PROBLEM DESCRIPTION ▸ Each line of the listing below containing the word "Admitted" should be returned.

SOURCE DATA ▸
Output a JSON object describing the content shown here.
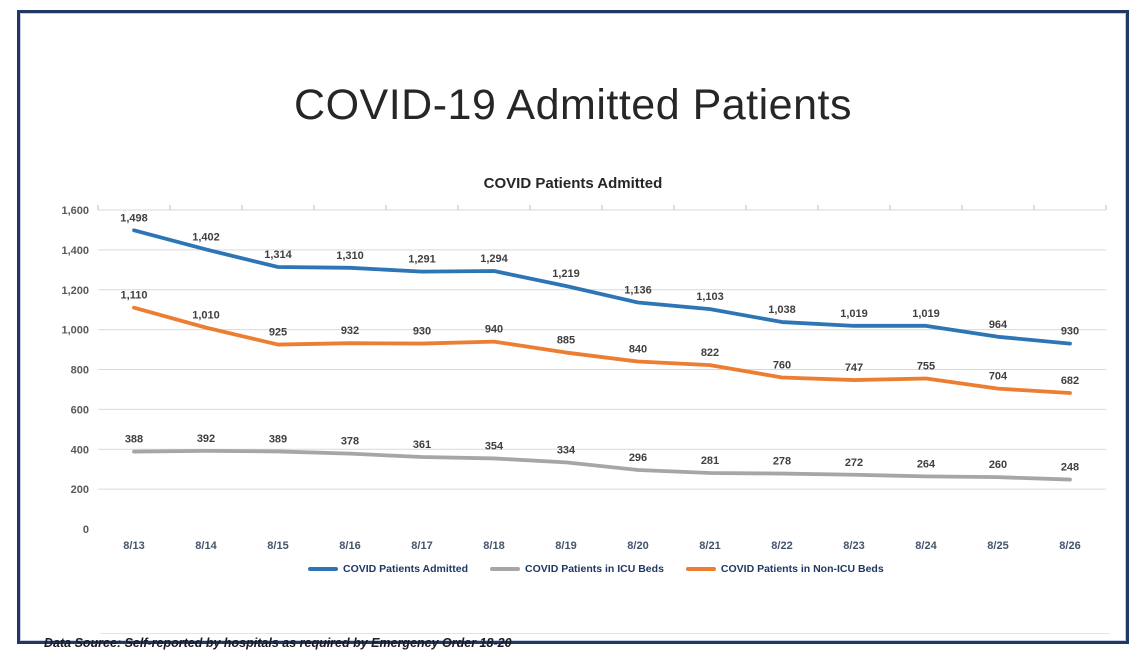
{
  "page": {
    "title": "COVID-19 Admitted Patients"
  },
  "chart_data": {
    "type": "line",
    "title": "COVID Patients Admitted",
    "categories": [
      "8/13",
      "8/14",
      "8/15",
      "8/16",
      "8/17",
      "8/18",
      "8/19",
      "8/20",
      "8/21",
      "8/22",
      "8/23",
      "8/24",
      "8/25",
      "8/26"
    ],
    "series": [
      {
        "name": "COVID Patients Admitted",
        "color": "#2e75b6",
        "values": [
          1498,
          1402,
          1314,
          1310,
          1291,
          1294,
          1219,
          1136,
          1103,
          1038,
          1019,
          1019,
          964,
          930
        ]
      },
      {
        "name": "COVID Patients in ICU Beds",
        "color": "#a6a6a6",
        "values": [
          388,
          392,
          389,
          378,
          361,
          354,
          334,
          296,
          281,
          278,
          272,
          264,
          260,
          248
        ]
      },
      {
        "name": "COVID Patients in Non-ICU Beds",
        "color": "#ed7d31",
        "values": [
          1110,
          1010,
          925,
          932,
          930,
          940,
          885,
          840,
          822,
          760,
          747,
          755,
          704,
          682
        ]
      }
    ],
    "ylim": [
      0,
      1600
    ],
    "y_tick_step": 200,
    "y_tick_labels": [
      "0",
      "200",
      "400",
      "600",
      "800",
      "1,000",
      "1,200",
      "1,400",
      "1,600"
    ],
    "grid": true,
    "data_labels": true,
    "legend_position": "bottom",
    "axis_colors": {
      "gridline": "#d9d9d9",
      "tick": "#bfbfbf",
      "y_label": "#595959",
      "x_label": "#44546a",
      "data_label": "#404040"
    }
  },
  "footer": {
    "source_note": "Data Source: Self-reported by hospitals as required by Emergency Order 18-20"
  }
}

REPLY TO THE EXERCISE ▸
    "title": "COVID-19 Admitted Patients"
    "title": "COVID Patients Admitted",
        "name": "COVID Patients Admitted",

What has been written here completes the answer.